◆ **PROBLEM TO SOLVE**: Your answer is every line of the material below in which the string "Brian" occurs.
== PROVIDED INFORMATION ==
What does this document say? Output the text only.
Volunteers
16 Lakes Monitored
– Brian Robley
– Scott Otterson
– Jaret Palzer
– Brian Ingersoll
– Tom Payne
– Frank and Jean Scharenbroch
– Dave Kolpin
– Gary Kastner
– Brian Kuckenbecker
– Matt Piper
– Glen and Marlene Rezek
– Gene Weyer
===
◆ **RESULT OF THIS EXERCISE**:
– Brian Robley
– Brian Ingersoll
– Brian Kuckenbecker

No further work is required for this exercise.